> Stated exercise: Could you extract every one of the lines below verbatim, changing nothing?

*** Material for the task ***

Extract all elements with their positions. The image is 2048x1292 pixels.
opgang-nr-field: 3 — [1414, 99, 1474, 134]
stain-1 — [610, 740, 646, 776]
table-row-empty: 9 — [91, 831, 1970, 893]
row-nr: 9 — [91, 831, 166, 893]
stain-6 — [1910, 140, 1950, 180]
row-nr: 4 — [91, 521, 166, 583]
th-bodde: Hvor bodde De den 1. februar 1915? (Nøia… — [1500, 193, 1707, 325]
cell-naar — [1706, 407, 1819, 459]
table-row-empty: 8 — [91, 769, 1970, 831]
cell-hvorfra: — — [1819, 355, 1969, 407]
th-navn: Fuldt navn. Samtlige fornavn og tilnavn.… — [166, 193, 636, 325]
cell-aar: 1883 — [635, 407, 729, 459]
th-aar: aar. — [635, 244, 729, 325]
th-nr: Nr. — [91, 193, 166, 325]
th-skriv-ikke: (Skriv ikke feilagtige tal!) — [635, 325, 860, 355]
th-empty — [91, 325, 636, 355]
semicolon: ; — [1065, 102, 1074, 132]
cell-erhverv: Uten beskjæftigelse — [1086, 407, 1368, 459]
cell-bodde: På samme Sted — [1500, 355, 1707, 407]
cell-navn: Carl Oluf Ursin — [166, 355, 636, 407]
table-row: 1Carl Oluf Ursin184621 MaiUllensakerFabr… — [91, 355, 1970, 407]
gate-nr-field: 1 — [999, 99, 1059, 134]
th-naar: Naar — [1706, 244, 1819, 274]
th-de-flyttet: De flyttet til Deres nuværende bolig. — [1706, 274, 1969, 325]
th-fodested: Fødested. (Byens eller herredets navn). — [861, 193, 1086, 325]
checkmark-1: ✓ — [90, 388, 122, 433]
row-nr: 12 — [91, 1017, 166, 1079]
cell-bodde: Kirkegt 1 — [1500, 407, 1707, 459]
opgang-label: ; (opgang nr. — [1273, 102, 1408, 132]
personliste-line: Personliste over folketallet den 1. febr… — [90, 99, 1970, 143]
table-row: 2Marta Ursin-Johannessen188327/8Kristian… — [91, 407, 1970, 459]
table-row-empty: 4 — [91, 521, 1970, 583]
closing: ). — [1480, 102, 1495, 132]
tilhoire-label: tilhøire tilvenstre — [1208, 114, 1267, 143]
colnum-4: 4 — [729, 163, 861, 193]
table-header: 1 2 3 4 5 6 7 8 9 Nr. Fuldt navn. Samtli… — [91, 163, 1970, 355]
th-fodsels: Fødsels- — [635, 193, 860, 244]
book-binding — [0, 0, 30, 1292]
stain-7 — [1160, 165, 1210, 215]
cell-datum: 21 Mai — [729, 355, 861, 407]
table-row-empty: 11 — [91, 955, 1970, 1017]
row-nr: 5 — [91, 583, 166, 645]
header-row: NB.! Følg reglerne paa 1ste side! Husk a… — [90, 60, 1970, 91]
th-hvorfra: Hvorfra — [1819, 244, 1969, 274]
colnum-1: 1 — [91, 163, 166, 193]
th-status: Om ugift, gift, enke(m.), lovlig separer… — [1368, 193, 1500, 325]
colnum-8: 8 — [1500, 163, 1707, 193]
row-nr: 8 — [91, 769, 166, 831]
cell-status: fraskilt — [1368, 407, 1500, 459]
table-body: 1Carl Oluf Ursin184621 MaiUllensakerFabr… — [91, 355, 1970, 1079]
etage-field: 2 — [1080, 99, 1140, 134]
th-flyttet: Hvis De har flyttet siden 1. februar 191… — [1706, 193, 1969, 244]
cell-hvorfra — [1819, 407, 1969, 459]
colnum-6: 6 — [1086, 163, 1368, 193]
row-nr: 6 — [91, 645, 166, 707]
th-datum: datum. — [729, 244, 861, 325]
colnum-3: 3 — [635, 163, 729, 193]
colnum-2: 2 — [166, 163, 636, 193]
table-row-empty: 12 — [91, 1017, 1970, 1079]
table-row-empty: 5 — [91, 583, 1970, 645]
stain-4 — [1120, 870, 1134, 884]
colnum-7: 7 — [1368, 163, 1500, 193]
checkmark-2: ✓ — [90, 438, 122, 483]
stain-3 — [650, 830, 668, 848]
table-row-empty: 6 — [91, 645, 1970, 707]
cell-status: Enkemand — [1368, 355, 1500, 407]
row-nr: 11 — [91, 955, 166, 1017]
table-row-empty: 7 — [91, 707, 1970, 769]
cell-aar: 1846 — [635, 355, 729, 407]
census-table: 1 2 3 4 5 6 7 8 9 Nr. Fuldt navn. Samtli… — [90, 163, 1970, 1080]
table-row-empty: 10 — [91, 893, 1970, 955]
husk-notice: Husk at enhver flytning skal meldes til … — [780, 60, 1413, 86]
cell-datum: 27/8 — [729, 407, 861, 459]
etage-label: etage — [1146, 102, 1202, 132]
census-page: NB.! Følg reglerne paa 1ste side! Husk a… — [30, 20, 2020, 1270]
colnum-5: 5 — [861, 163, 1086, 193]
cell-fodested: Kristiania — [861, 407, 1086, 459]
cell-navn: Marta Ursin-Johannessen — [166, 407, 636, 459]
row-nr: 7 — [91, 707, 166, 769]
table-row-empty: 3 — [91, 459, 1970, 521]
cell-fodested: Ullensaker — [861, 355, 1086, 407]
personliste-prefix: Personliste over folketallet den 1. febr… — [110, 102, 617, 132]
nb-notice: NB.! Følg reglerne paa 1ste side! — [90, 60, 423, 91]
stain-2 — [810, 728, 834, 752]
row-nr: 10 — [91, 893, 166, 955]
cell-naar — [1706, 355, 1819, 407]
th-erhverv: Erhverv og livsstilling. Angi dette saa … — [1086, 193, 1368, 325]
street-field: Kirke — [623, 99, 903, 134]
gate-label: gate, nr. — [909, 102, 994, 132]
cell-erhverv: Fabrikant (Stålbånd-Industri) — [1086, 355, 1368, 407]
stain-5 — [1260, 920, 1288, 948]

***

> Correct answer:
Extract all elements with their positions. The image is 2048x1292 pixels.
opgang-nr-field: 3 — [1414, 99, 1474, 134]
stain-1 — [610, 740, 646, 776]
table-row-empty: 9 — [91, 831, 1970, 893]
row-nr: 9 — [91, 831, 166, 893]
stain-6 — [1910, 140, 1950, 180]
row-nr: 4 — [91, 521, 166, 583]
th-bodde: Hvor bodde De den 1. februar 1915? (Nøia… — [1500, 193, 1707, 325]
cell-naar — [1706, 407, 1819, 459]
table-row-empty: 8 — [91, 769, 1970, 831]
cell-hvorfra: — — [1819, 355, 1969, 407]
th-navn: Fuldt navn. Samtlige fornavn og tilnavn.… — [166, 193, 636, 325]
cell-aar: 1883 — [635, 407, 729, 459]
th-aar: aar. — [635, 244, 729, 325]
th-nr: Nr. — [91, 193, 166, 325]
th-skriv-ikke: (Skriv ikke feilagtige tal!) — [635, 325, 860, 355]
th-empty — [91, 325, 636, 355]
semicolon: ; — [1065, 102, 1074, 132]
cell-erhverv: Uten beskjæftigelse — [1086, 407, 1368, 459]
cell-bodde: På samme Sted — [1500, 355, 1707, 407]
cell-navn: Carl Oluf Ursin — [166, 355, 636, 407]
table-row: 1Carl Oluf Ursin184621 MaiUllensakerFabr… — [91, 355, 1970, 407]
gate-nr-field: 1 — [999, 99, 1059, 134]
th-naar: Naar — [1706, 244, 1819, 274]
th-de-flyttet: De flyttet til Deres nuværende bolig. — [1706, 274, 1969, 325]
th-fodested: Fødested. (Byens eller herredets navn). — [861, 193, 1086, 325]
checkmark-1: ✓ — [90, 388, 122, 433]
row-nr: 12 — [91, 1017, 166, 1079]
cell-bodde: Kirkegt 1 — [1500, 407, 1707, 459]
opgang-label: ; (opgang nr. — [1273, 102, 1408, 132]
personliste-line: Personliste over folketallet den 1. febr… — [90, 99, 1970, 143]
table-row: 2Marta Ursin-Johannessen188327/8Kristian… — [91, 407, 1970, 459]
table-row-empty: 4 — [91, 521, 1970, 583]
closing: ). — [1480, 102, 1495, 132]
tilhoire-label: tilhøire tilvenstre — [1208, 114, 1267, 143]
colnum-4: 4 — [729, 163, 861, 193]
table-header: 1 2 3 4 5 6 7 8 9 Nr. Fuldt navn. Samtli… — [91, 163, 1970, 355]
th-fodsels: Fødsels- — [635, 193, 860, 244]
book-binding — [0, 0, 30, 1292]
stain-7 — [1160, 165, 1210, 215]
cell-datum: 21 Mai — [729, 355, 861, 407]
table-row-empty: 11 — [91, 955, 1970, 1017]
row-nr: 5 — [91, 583, 166, 645]
header-row: NB.! Følg reglerne paa 1ste side! Husk a… — [90, 60, 1970, 91]
th-hvorfra: Hvorfra — [1819, 244, 1969, 274]
colnum-1: 1 — [91, 163, 166, 193]
th-status: Om ugift, gift, enke(m.), lovlig separer… — [1368, 193, 1500, 325]
colnum-8: 8 — [1500, 163, 1707, 193]
row-nr: 8 — [91, 769, 166, 831]
cell-status: fraskilt — [1368, 407, 1500, 459]
table-body: 1Carl Oluf Ursin184621 MaiUllensakerFabr… — [91, 355, 1970, 1079]
etage-field: 2 — [1080, 99, 1140, 134]
th-flyttet: Hvis De har flyttet siden 1. februar 191… — [1706, 193, 1969, 244]
cell-hvorfra — [1819, 407, 1969, 459]
colnum-6: 6 — [1086, 163, 1368, 193]
row-nr: 6 — [91, 645, 166, 707]
th-datum: datum. — [729, 244, 861, 325]
colnum-3: 3 — [635, 163, 729, 193]
colnum-2: 2 — [166, 163, 636, 193]
table-row-empty: 12 — [91, 1017, 1970, 1079]
table-row-empty: 5 — [91, 583, 1970, 645]
stain-4 — [1120, 870, 1134, 884]
colnum-7: 7 — [1368, 163, 1500, 193]
checkmark-2: ✓ — [90, 438, 122, 483]
stain-3 — [650, 830, 668, 848]
table-row-empty: 6 — [91, 645, 1970, 707]
cell-status: Enkemand — [1368, 355, 1500, 407]
row-nr: 11 — [91, 955, 166, 1017]
table-row-empty: 7 — [91, 707, 1970, 769]
cell-aar: 1846 — [635, 355, 729, 407]
census-table: 1 2 3 4 5 6 7 8 9 Nr. Fuldt navn. Samtli… — [90, 163, 1970, 1080]
table-row-empty: 10 — [91, 893, 1970, 955]
husk-notice: Husk at enhver flytning skal meldes til … — [780, 60, 1413, 86]
cell-datum: 27/8 — [729, 407, 861, 459]
etage-label: etage — [1146, 102, 1202, 132]
census-page: NB.! Følg reglerne paa 1ste side! Husk a… — [30, 20, 2020, 1270]
colnum-5: 5 — [861, 163, 1086, 193]
cell-fodested: Kristiania — [861, 407, 1086, 459]
cell-navn: Marta Ursin-Johannessen — [166, 407, 636, 459]
row-nr: 7 — [91, 707, 166, 769]
table-row-empty: 3 — [91, 459, 1970, 521]
cell-fodested: Ullensaker — [861, 355, 1086, 407]
personliste-prefix: Personliste over folketallet den 1. febr… — [110, 102, 617, 132]
nb-notice: NB.! Følg reglerne paa 1ste side! — [90, 60, 423, 91]
stain-2 — [810, 728, 834, 752]
row-nr: 10 — [91, 893, 166, 955]
cell-naar — [1706, 355, 1819, 407]
th-erhverv: Erhverv og livsstilling. Angi dette saa … — [1086, 193, 1368, 325]
street-field: Kirke — [623, 99, 903, 134]
gate-label: gate, nr. — [909, 102, 994, 132]
cell-erhverv: Fabrikant (Stålbånd-Industri) — [1086, 355, 1368, 407]
stain-5 — [1260, 920, 1288, 948]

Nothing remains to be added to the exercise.